Data entries for graphics:
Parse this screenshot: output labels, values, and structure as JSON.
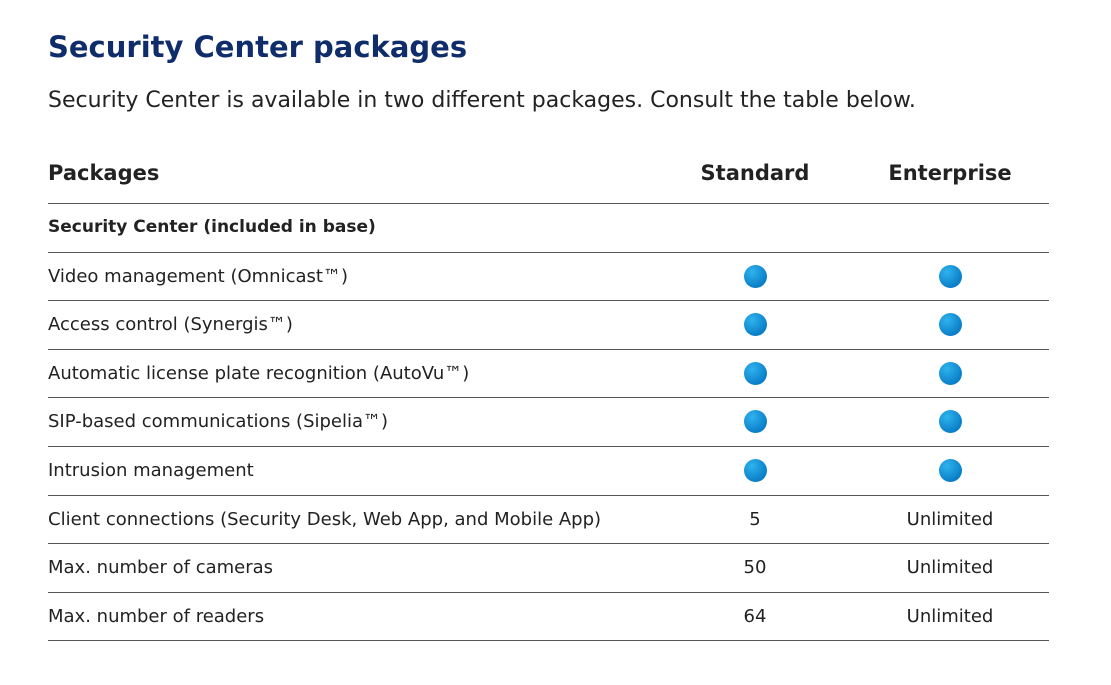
{
  "header": {
    "title": "Security Center packages",
    "subtitle": "Security Center is available in two different packages. Consult the table below."
  },
  "table": {
    "columns": [
      "Packages",
      "Standard",
      "Enterprise"
    ],
    "section": "Security Center (included in base)",
    "rows": [
      [
        "Video management (Omnicast™)",
        true,
        true
      ],
      [
        "Access control (Synergis™)",
        true,
        true
      ],
      [
        "Automatic license plate recognition (AutoVu™)",
        true,
        true
      ],
      [
        "SIP-based communications (Sipelia™)",
        true,
        true
      ],
      [
        "Intrusion management",
        true,
        true
      ],
      [
        "Client connections (Security Desk, Web App, and Mobile App)",
        5,
        "Unlimited"
      ],
      [
        "Max. number of cameras",
        50,
        "Unlimited"
      ],
      [
        "Max. number of readers",
        64,
        "Unlimited"
      ]
    ]
  }
}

WRITTEN INSTRUCTION: Your task is to gather every line with the word "table" and copy it.

THE OUTPUT:
    "subtitle": "Security Center is available in two different packages. Consult the table below."
  "table": {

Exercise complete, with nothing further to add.